(Collected data entries)
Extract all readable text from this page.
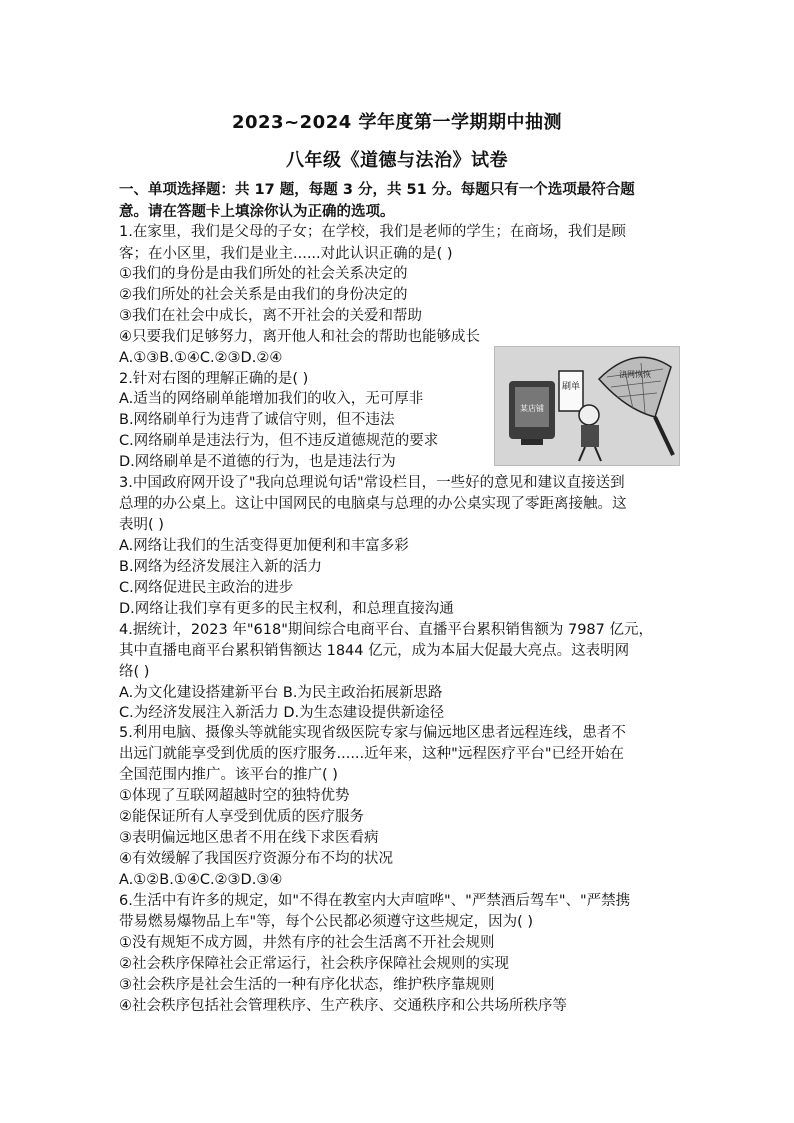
2023~2024 学年度第一学期期中抽测
八年级《道德与法治》试卷
一、单项选择题：共 17 题，每题 3 分，共 51 分。每题只有一个选项最符合题
意。请在答题卡上填涂你认为正确的选项。
1.在家里，我们是父母的子女；在学校，我们是老师的学生；在商场，我们是顾
客；在小区里，我们是业主......对此认识正确的是( )
①我们的身份是由我们所处的社会关系决定的
②我们所处的社会关系是由我们的身份决定的
③我们在社会中成长，离不开社会的关爱和帮助
④只要我们足够努力，离开他人和社会的帮助也能够成长
A.①③B.①④C.②③D.②④
2.针对右图的理解正确的是( )
A.适当的网络刷单能增加我们的收入，无可厚非
B.网络刷单行为违背了诚信守则，但不违法
C.网络刷单是违法行为，但不违反道德规范的要求
D.网络刷单是不道德的行为，也是违法行为
某店铺
刷单
法网恢恢
3.中国政府网开设了"我向总理说句话"常设栏目，一些好的意见和建议直接送到
总理的办公桌上。这让中国网民的电脑桌与总理的办公桌实现了零距离接触。这
表明( )
A.网络让我们的生活变得更加便利和丰富多彩
B.网络为经济发展注入新的活力
C.网络促进民主政治的进步
D.网络让我们享有更多的民主权利，和总理直接沟通
4.据统计，2023 年"618"期间综合电商平台、直播平台累积销售额为 7987 亿元，
其中直播电商平台累积销售额达 1844 亿元，成为本届大促最大亮点。这表明网
络( )
A.为文化建设搭建新平台 B.为民主政治拓展新思路
C.为经济发展注入新活力 D.为生态建设提供新途径
5.利用电脑、摄像头等就能实现省级医院专家与偏远地区患者远程连线，患者不
出远门就能享受到优质的医疗服务......近年来，这种"远程医疗平台"已经开始在
全国范围内推广。该平台的推广( )
①体现了互联网超越时空的独特优势
②能保证所有人享受到优质的医疗服务
③表明偏远地区患者不用在线下求医看病
④有效缓解了我国医疗资源分布不均的状况
A.①②B.①④C.②③D.③④
6.生活中有许多的规定，如"不得在教室内大声喧哗"、"严禁酒后驾车"、"严禁携
带易燃易爆物品上车"等，每个公民都必须遵守这些规定，因为( )
①没有规矩不成方圆，井然有序的社会生活离不开社会规则
②社会秩序保障社会正常运行，社会秩序保障社会规则的实现
③社会秩序是社会生活的一种有序化状态，维护秩序靠规则
④社会秩序包括社会管理秩序、生产秩序、交通秩序和公共场所秩序等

WHAT THE TASK ASKS – Pictures don't belong in the copy. Transcribe every record exactly as it appears.

PROBLEM SOLUTION –
Extract all readable text from this page.
2023~2024 学年度第一学期期中抽测
八年级《道德与法治》试卷
一、单项选择题：共 17 题，每题 3 分，共 51 分。每题只有一个选项最符合题
意。请在答题卡上填涂你认为正确的选项。
1.在家里，我们是父母的子女；在学校，我们是老师的学生；在商场，我们是顾
客；在小区里，我们是业主......对此认识正确的是( )
①我们的身份是由我们所处的社会关系决定的
②我们所处的社会关系是由我们的身份决定的
③我们在社会中成长，离不开社会的关爱和帮助
④只要我们足够努力，离开他人和社会的帮助也能够成长
A.①③B.①④C.②③D.②④
2.针对右图的理解正确的是( )
A.适当的网络刷单能增加我们的收入，无可厚非
B.网络刷单行为违背了诚信守则，但不违法
C.网络刷单是违法行为，但不违反道德规范的要求
D.网络刷单是不道德的行为，也是违法行为
某店铺
刷单
法网恢恢
3.中国政府网开设了"我向总理说句话"常设栏目，一些好的意见和建议直接送到
总理的办公桌上。这让中国网民的电脑桌与总理的办公桌实现了零距离接触。这
表明( )
A.网络让我们的生活变得更加便利和丰富多彩
B.网络为经济发展注入新的活力
C.网络促进民主政治的进步
D.网络让我们享有更多的民主权利，和总理直接沟通
4.据统计，2023 年"618"期间综合电商平台、直播平台累积销售额为 7987 亿元，
其中直播电商平台累积销售额达 1844 亿元，成为本届大促最大亮点。这表明网
络( )
A.为文化建设搭建新平台 B.为民主政治拓展新思路
C.为经济发展注入新活力 D.为生态建设提供新途径
5.利用电脑、摄像头等就能实现省级医院专家与偏远地区患者远程连线，患者不
出远门就能享受到优质的医疗服务......近年来，这种"远程医疗平台"已经开始在
全国范围内推广。该平台的推广( )
①体现了互联网超越时空的独特优势
②能保证所有人享受到优质的医疗服务
③表明偏远地区患者不用在线下求医看病
④有效缓解了我国医疗资源分布不均的状况
A.①②B.①④C.②③D.③④
6.生活中有许多的规定，如"不得在教室内大声喧哗"、"严禁酒后驾车"、"严禁携
带易燃易爆物品上车"等，每个公民都必须遵守这些规定，因为( )
①没有规矩不成方圆，井然有序的社会生活离不开社会规则
②社会秩序保障社会正常运行，社会秩序保障社会规则的实现
③社会秩序是社会生活的一种有序化状态，维护秩序靠规则
④社会秩序包括社会管理秩序、生产秩序、交通秩序和公共场所秩序等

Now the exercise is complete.